Data entries for graphics:
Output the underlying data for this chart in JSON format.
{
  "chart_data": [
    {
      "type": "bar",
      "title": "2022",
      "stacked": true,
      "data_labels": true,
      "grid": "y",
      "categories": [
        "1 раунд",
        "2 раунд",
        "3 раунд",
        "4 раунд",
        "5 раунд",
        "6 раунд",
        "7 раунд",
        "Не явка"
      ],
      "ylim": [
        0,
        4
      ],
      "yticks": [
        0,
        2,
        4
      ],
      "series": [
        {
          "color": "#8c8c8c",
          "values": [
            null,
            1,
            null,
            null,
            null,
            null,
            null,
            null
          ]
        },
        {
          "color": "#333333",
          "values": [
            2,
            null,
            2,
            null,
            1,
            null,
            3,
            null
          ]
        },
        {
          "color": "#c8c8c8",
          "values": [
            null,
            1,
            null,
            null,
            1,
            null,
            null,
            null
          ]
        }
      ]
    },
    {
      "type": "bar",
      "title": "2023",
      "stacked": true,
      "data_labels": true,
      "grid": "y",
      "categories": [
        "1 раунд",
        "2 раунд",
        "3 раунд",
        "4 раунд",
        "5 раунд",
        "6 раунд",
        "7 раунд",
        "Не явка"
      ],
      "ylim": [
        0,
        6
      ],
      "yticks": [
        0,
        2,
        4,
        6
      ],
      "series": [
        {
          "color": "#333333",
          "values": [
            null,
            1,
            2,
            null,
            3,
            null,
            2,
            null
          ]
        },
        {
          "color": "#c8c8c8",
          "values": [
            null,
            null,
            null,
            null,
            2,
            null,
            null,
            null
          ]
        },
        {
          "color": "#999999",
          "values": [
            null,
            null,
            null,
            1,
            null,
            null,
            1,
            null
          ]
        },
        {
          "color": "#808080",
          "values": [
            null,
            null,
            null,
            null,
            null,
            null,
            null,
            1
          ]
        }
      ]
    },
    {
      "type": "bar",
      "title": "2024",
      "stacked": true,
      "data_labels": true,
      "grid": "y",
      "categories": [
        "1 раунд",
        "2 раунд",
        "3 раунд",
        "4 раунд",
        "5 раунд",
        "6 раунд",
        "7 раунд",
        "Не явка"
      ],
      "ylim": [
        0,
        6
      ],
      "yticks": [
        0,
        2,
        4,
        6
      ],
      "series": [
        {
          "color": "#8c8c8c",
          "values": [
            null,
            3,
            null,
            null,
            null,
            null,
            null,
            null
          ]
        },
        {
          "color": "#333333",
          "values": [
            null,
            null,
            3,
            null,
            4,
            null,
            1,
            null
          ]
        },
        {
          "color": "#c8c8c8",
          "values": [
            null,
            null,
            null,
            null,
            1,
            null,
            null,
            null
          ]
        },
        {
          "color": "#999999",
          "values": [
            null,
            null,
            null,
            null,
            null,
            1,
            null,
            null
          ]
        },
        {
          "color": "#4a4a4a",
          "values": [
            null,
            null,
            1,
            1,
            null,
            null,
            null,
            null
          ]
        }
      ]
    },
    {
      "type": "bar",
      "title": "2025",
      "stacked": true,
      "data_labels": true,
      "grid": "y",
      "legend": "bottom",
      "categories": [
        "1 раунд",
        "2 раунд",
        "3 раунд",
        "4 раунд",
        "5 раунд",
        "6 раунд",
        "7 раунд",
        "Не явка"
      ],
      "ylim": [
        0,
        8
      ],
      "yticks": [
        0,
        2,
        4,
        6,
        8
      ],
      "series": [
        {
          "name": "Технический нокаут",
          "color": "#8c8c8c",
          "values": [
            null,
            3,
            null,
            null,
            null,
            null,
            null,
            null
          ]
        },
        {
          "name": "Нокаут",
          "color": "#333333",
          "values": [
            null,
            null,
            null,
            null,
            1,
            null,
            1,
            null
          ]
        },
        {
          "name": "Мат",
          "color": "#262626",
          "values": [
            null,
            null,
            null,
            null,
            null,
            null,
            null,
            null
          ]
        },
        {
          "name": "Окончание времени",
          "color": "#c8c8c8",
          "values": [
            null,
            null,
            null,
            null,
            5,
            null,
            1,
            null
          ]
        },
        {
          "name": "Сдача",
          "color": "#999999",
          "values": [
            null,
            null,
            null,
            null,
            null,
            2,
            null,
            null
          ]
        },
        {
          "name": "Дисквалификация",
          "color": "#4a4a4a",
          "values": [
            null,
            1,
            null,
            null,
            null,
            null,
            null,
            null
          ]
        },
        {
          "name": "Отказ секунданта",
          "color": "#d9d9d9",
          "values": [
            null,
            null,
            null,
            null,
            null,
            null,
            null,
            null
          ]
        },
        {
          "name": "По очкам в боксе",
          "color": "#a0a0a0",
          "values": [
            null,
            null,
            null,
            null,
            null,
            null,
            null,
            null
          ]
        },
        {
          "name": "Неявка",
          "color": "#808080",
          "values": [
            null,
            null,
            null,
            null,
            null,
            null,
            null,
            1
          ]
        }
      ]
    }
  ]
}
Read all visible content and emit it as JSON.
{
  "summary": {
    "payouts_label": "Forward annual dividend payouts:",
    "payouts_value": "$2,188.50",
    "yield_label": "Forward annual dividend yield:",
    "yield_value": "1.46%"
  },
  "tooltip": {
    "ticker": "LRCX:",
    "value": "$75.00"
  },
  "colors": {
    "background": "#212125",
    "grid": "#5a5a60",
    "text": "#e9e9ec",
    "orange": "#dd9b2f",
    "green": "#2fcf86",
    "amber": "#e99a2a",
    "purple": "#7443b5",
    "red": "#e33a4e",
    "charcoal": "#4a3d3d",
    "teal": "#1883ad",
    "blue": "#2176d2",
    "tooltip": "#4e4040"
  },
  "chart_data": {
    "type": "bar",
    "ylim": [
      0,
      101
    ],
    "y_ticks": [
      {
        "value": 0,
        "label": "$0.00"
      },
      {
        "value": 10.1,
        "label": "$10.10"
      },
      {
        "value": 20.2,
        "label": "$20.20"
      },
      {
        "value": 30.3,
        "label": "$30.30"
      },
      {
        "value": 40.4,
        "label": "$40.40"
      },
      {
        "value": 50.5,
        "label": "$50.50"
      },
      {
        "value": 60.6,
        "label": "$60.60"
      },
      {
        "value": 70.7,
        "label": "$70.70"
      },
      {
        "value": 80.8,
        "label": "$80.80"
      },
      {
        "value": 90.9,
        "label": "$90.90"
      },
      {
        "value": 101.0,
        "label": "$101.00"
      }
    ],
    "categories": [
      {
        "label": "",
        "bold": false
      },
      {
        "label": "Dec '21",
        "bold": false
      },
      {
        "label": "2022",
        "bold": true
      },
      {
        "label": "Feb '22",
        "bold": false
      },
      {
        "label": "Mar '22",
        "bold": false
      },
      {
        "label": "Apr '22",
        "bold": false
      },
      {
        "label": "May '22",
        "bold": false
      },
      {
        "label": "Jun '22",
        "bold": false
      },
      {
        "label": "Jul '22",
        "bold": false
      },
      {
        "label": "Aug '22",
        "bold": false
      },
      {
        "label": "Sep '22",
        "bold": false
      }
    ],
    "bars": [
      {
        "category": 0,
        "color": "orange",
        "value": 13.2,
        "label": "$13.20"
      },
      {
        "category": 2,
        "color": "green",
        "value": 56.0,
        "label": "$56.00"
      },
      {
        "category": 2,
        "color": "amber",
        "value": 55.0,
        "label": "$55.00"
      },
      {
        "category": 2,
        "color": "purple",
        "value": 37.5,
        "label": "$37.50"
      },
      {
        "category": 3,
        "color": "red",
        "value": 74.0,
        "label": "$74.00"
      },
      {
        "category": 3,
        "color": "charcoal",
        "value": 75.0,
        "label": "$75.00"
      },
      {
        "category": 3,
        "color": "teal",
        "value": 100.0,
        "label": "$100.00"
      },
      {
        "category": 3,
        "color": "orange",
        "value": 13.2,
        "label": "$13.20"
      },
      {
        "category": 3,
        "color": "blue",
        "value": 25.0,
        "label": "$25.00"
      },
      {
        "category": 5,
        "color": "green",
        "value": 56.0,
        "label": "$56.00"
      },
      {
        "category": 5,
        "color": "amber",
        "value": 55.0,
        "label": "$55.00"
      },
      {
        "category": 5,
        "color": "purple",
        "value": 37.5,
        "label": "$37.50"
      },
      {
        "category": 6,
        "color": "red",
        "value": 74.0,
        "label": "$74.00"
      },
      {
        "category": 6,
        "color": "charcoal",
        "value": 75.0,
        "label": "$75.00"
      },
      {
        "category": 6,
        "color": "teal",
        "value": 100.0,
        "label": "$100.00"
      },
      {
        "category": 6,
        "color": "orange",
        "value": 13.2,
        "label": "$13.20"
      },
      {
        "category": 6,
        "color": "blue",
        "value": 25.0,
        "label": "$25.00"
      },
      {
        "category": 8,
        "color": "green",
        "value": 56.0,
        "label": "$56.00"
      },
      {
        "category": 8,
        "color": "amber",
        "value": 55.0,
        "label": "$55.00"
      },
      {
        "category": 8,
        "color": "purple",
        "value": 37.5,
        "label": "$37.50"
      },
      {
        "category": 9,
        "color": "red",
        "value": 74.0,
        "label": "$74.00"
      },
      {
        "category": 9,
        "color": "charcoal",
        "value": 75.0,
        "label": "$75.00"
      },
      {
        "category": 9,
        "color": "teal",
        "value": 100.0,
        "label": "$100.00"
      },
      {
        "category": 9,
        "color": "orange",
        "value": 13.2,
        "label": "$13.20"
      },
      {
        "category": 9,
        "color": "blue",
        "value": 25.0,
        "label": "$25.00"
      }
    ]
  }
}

■ **Do this**: Where a line above contains the word "dividend", copy that line.

■ **Output**:
    "payouts_label": "Forward annual dividend payouts:",
    "yield_label": "Forward annual dividend yield:",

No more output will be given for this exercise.